Stored data entries
+++++
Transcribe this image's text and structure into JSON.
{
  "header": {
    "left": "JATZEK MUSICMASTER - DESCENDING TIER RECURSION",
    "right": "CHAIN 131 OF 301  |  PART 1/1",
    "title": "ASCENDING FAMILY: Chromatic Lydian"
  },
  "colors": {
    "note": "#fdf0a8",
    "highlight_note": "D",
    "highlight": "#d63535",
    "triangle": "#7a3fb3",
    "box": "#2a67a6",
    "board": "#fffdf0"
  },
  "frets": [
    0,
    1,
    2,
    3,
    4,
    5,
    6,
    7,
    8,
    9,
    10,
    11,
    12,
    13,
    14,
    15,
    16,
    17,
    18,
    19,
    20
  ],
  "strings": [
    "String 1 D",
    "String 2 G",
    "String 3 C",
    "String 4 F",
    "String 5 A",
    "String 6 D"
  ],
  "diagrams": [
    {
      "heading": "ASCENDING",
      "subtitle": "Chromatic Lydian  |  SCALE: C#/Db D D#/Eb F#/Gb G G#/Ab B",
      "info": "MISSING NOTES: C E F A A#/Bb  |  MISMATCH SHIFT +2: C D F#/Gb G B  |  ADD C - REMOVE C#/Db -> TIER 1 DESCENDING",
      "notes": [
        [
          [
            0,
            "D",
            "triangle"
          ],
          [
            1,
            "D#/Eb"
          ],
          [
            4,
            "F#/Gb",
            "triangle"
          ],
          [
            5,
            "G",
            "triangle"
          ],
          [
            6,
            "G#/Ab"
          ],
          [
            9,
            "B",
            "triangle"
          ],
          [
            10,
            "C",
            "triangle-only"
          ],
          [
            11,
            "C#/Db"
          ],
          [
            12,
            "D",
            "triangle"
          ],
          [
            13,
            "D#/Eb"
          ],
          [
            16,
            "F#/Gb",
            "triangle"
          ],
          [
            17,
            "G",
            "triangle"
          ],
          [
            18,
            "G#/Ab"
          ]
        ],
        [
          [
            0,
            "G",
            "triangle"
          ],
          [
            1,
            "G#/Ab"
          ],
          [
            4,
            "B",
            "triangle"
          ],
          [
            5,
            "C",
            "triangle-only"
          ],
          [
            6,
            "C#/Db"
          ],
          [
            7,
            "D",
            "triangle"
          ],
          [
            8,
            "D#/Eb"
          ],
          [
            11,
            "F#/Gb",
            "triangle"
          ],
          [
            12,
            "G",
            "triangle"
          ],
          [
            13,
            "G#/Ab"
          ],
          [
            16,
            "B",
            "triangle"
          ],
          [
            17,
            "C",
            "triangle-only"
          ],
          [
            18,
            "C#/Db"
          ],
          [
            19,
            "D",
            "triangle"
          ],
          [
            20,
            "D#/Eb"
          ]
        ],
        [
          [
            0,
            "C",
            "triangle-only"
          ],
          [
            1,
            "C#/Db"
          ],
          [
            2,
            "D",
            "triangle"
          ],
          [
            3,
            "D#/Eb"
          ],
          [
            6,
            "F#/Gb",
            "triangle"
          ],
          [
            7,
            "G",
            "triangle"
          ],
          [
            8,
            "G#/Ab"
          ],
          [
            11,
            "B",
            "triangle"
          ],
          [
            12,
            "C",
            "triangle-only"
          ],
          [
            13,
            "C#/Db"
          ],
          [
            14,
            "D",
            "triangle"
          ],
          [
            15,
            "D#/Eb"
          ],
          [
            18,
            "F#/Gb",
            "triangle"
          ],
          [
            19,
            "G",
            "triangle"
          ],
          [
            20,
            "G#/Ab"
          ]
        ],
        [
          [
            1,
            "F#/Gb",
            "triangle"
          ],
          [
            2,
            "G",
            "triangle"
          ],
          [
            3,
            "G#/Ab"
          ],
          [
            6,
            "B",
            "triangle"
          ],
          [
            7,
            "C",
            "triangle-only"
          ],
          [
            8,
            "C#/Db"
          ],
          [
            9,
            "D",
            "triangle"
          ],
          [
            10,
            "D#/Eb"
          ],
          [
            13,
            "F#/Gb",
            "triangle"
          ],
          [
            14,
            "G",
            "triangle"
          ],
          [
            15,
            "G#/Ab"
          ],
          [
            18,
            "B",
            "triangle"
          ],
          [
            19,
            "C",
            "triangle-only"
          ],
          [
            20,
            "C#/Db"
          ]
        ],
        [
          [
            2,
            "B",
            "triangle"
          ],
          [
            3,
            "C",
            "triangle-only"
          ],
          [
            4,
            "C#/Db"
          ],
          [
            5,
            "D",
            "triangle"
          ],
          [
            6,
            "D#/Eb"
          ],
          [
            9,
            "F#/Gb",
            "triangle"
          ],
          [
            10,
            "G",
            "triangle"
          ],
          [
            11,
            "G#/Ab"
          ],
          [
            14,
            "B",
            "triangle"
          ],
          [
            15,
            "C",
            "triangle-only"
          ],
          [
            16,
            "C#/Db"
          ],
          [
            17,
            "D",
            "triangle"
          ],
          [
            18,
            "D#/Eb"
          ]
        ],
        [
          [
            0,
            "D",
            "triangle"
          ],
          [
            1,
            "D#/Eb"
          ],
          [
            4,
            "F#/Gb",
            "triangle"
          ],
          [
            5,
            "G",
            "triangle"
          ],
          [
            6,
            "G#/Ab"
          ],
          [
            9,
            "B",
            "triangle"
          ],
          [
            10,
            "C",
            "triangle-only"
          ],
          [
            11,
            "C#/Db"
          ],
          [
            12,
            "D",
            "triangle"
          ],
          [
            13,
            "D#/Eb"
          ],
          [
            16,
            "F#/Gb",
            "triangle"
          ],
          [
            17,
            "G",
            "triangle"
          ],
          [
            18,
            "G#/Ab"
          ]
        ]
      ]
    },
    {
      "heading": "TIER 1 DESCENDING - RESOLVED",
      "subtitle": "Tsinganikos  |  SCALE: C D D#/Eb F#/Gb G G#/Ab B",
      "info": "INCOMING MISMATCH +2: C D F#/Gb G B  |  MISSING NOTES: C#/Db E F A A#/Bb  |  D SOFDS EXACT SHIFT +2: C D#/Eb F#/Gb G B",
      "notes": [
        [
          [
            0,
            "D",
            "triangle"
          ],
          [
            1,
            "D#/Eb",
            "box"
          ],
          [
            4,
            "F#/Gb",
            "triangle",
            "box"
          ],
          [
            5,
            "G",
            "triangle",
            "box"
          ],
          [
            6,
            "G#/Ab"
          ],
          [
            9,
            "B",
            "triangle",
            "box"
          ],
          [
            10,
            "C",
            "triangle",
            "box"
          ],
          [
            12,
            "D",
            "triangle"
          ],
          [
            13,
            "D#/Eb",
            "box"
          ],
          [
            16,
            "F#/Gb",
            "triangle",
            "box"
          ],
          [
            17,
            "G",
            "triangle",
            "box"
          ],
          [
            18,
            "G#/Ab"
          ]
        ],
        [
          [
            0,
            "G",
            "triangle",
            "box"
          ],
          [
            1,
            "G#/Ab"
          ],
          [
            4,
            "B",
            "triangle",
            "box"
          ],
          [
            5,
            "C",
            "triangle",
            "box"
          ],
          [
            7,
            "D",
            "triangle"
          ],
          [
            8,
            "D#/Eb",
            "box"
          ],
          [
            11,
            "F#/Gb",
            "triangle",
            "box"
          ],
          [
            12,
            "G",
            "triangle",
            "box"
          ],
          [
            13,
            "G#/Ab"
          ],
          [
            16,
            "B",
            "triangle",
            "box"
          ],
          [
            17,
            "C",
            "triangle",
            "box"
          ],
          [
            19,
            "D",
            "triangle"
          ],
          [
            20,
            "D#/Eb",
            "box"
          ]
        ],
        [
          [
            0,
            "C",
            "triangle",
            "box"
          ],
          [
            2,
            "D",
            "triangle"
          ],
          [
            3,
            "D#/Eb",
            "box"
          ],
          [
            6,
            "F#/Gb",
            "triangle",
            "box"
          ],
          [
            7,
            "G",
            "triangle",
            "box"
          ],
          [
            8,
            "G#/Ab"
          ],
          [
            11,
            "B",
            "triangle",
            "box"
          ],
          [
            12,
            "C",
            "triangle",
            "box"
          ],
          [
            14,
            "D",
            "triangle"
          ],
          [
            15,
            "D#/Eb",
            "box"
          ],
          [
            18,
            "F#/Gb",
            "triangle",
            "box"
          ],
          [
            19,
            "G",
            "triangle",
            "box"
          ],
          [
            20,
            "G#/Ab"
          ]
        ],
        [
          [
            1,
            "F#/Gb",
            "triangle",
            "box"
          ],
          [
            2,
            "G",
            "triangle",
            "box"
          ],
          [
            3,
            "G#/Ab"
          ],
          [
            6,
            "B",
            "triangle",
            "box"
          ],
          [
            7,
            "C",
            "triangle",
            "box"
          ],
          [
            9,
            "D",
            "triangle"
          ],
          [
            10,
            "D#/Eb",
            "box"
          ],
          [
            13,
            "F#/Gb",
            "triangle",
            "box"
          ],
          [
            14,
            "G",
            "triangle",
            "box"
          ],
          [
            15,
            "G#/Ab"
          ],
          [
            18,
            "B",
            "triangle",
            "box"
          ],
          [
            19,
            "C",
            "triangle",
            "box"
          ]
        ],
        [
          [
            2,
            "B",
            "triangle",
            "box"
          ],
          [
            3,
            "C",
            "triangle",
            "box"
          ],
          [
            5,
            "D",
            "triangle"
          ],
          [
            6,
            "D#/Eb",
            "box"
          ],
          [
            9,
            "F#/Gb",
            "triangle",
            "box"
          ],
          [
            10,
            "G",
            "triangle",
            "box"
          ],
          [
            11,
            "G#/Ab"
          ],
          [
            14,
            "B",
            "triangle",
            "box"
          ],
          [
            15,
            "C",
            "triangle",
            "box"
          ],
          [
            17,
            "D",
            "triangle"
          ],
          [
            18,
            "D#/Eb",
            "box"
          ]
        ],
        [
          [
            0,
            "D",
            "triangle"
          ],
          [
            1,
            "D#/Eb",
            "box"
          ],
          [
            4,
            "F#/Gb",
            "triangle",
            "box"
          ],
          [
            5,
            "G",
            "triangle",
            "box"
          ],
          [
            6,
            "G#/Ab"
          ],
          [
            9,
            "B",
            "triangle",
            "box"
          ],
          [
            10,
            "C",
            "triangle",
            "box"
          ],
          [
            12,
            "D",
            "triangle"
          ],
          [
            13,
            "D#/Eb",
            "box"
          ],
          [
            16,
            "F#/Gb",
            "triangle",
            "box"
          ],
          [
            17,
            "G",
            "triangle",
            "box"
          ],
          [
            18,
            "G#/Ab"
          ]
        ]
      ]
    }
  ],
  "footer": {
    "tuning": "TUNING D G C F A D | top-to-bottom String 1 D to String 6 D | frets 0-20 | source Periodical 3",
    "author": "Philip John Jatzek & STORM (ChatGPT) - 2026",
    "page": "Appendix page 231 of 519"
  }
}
+++++
* [SHORT TASK]:
Copy every line that includes the string "Lydian" from the material above.

* [RESULT]:
    "title": "ASCENDING FAMILY: Chromatic Lydian"
      "subtitle": "Chromatic Lydian  |  SCALE: C#/Db D D#/Eb F#/Gb G G#/Ab B",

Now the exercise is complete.